(Aim of the task) Scan the data for "변증법의" and copy the lines it appears in.

(Rows)
════
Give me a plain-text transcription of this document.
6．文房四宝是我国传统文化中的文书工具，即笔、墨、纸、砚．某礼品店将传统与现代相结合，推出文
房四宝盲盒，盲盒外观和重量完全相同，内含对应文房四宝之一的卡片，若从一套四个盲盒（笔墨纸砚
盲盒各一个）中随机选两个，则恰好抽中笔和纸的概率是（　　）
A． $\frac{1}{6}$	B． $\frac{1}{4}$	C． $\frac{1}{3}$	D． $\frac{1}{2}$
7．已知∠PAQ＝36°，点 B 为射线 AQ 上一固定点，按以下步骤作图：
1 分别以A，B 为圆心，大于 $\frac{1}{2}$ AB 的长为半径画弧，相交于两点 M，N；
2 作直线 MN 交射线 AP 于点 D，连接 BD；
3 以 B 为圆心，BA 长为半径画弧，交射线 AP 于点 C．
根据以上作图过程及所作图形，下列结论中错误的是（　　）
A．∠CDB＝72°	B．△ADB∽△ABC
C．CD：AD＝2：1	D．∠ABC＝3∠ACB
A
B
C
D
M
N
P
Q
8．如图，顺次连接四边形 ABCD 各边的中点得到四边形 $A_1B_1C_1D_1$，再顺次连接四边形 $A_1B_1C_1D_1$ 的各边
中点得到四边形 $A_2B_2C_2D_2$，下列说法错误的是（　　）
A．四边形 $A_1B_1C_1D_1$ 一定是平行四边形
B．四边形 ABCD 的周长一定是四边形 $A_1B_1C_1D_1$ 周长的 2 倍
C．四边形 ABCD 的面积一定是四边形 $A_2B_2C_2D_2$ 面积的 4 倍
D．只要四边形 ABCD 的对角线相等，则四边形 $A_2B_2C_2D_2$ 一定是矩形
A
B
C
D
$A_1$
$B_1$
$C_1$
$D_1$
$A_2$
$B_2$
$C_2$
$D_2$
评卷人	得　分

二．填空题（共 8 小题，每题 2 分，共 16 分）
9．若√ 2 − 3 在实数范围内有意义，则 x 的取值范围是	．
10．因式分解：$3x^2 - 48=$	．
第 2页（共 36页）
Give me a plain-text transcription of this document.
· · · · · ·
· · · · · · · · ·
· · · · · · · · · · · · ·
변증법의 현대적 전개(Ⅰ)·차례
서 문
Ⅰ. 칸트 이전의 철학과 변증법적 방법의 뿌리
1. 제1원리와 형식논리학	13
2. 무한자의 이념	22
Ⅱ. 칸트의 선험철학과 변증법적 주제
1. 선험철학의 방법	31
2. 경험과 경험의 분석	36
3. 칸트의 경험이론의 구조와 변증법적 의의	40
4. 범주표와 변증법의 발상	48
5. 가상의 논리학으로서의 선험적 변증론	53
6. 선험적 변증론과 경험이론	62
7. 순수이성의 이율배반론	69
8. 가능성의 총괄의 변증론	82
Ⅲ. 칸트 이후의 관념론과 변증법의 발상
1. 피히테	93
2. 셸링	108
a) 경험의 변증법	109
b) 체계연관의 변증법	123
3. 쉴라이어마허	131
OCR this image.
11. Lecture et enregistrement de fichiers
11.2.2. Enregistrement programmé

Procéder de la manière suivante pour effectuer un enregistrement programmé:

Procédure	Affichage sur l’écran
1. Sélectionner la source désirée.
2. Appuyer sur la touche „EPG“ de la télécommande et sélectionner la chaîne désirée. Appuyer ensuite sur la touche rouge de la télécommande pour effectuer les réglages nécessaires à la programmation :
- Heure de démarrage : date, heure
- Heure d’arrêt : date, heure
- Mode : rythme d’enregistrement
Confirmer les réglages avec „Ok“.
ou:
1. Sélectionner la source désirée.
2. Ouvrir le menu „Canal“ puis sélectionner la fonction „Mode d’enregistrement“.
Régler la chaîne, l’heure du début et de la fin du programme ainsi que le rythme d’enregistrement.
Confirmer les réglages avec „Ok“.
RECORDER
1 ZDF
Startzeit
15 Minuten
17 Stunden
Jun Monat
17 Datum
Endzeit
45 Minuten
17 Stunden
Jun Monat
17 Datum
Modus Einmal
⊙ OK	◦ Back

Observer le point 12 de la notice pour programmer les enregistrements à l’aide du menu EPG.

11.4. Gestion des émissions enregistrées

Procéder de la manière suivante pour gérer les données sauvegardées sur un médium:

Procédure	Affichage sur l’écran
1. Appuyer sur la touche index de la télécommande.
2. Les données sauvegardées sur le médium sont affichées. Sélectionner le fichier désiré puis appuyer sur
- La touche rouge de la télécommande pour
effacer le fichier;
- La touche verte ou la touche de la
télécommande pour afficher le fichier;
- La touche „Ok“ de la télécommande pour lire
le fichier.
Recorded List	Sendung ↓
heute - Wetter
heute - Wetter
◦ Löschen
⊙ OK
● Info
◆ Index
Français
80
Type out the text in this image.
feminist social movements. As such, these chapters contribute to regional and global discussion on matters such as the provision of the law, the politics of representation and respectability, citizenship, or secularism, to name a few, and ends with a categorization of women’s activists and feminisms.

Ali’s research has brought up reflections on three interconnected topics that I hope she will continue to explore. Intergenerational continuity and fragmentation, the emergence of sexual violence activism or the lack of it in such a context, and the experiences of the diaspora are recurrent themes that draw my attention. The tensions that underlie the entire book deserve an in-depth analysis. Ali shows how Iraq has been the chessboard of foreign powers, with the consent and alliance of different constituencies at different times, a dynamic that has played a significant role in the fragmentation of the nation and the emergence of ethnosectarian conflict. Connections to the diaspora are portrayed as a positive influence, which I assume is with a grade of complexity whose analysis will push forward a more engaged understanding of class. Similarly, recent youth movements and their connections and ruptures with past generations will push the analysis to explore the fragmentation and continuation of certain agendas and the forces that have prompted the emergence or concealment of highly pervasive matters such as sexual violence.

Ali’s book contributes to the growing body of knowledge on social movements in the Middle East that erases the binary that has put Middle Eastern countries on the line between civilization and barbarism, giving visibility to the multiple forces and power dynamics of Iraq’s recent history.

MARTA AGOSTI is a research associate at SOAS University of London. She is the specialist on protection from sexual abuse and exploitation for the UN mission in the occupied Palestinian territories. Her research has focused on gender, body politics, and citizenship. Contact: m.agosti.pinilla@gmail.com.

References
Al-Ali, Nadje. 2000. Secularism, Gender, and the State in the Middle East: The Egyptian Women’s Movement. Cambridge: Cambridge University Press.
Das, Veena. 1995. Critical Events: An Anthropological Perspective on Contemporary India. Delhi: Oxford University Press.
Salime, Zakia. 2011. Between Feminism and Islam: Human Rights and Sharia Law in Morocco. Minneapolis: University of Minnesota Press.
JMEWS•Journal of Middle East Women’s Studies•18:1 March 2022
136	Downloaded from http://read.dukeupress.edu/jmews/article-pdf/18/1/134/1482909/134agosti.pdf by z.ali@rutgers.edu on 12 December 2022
════
(Solution for this problem)
변증법의 현대적 전개(Ⅰ)·차례
4. 범주표와 변증법의 발상	48
Ⅲ. 칸트 이후의 관념론과 변증법의 발상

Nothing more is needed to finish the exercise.